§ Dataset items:
Begin

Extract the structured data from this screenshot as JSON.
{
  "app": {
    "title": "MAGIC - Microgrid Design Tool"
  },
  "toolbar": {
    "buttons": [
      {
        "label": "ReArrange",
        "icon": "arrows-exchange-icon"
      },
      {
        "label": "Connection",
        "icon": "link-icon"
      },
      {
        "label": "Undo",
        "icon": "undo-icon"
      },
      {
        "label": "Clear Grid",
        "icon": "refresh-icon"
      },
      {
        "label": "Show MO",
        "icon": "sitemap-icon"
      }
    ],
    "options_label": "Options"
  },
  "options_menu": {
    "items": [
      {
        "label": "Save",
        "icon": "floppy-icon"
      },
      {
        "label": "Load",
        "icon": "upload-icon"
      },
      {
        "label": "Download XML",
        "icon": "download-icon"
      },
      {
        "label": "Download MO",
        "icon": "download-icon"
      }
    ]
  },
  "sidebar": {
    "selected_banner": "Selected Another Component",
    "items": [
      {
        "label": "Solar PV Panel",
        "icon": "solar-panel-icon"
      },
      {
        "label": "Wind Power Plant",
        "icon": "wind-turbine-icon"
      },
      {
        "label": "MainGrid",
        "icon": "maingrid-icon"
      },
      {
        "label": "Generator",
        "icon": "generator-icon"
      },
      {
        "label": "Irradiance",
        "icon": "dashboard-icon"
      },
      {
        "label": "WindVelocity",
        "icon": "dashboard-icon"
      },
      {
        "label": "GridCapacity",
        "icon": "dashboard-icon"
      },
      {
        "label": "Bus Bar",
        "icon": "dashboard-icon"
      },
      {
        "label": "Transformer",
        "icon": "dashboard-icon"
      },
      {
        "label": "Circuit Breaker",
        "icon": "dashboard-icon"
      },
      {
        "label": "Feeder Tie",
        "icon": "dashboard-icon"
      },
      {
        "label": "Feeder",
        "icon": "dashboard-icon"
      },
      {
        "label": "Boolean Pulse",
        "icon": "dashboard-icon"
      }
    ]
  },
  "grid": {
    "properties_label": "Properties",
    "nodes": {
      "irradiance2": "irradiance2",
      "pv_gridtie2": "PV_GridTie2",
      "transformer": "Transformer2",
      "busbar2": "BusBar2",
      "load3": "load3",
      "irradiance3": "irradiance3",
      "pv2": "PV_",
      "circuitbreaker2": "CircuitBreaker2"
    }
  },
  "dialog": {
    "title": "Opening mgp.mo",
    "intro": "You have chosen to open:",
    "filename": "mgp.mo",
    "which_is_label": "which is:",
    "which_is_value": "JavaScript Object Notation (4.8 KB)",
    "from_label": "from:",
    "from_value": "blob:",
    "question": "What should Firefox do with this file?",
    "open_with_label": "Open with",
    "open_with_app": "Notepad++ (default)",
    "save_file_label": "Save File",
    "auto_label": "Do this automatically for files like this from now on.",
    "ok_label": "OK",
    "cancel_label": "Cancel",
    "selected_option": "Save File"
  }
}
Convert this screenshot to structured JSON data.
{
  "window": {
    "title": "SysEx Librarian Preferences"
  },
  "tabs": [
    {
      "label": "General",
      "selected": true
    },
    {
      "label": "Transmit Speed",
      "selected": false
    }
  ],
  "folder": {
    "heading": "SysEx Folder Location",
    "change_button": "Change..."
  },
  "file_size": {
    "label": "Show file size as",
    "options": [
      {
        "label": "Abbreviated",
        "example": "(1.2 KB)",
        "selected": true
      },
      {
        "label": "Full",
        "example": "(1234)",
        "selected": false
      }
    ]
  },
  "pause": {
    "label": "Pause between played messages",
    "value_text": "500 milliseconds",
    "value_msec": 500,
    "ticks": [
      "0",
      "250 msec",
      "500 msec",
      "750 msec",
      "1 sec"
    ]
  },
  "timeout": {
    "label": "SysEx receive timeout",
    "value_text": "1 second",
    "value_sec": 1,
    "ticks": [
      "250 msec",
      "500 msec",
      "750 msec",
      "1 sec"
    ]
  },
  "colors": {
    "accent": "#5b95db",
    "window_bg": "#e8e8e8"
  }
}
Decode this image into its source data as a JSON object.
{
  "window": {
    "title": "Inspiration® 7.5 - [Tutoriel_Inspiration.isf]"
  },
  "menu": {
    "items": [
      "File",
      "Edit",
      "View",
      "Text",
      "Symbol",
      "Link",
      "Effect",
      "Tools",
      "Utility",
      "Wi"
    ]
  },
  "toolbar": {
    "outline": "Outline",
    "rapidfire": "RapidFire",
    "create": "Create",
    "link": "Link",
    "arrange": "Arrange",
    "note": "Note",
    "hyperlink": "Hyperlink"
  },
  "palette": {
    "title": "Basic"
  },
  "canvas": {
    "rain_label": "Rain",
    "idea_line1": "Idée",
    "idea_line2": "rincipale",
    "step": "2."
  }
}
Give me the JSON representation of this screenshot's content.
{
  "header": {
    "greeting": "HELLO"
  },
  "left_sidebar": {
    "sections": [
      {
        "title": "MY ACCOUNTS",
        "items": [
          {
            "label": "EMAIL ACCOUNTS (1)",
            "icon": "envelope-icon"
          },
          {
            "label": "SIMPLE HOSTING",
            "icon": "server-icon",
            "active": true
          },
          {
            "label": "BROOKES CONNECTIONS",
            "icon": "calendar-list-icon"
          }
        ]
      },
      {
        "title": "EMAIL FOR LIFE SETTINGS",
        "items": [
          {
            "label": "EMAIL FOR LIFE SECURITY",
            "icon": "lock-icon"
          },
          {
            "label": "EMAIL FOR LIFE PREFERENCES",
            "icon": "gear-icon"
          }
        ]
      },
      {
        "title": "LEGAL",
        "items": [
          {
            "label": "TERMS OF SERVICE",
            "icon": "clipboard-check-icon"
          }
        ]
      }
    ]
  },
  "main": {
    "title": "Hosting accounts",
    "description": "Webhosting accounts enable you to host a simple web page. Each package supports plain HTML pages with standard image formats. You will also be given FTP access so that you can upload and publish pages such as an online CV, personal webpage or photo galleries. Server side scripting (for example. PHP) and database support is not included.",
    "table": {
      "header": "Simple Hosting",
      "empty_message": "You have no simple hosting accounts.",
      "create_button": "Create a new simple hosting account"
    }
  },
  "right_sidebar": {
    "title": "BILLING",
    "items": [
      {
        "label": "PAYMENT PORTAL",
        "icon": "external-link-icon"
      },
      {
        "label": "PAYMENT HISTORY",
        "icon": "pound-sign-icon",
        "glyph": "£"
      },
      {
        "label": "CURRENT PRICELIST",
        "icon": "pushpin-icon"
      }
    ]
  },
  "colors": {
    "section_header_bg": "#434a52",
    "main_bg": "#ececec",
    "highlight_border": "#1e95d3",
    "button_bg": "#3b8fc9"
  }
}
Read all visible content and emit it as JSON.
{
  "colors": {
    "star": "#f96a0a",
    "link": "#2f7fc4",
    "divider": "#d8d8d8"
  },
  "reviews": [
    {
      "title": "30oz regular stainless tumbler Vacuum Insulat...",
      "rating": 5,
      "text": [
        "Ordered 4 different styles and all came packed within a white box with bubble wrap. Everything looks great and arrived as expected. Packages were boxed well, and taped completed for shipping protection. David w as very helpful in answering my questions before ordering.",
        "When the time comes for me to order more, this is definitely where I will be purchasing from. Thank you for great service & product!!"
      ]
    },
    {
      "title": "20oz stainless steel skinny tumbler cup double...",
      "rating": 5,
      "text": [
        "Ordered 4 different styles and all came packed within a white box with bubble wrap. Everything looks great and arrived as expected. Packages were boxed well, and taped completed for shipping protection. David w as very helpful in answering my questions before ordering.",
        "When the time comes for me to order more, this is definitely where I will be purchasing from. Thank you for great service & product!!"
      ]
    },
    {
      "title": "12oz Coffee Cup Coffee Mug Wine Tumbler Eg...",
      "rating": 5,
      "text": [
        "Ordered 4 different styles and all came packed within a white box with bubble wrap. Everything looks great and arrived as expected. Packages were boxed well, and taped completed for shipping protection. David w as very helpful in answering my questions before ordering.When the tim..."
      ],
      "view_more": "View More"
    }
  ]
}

End

§ PROBLEM REQUIREMENTS:
Which lines of the data above contain "have"? Copy each one.

§ WRITTEN RESPONSE:
    "intro": "You have chosen to open:",
      "empty_message": "You have no simple hosting accounts.",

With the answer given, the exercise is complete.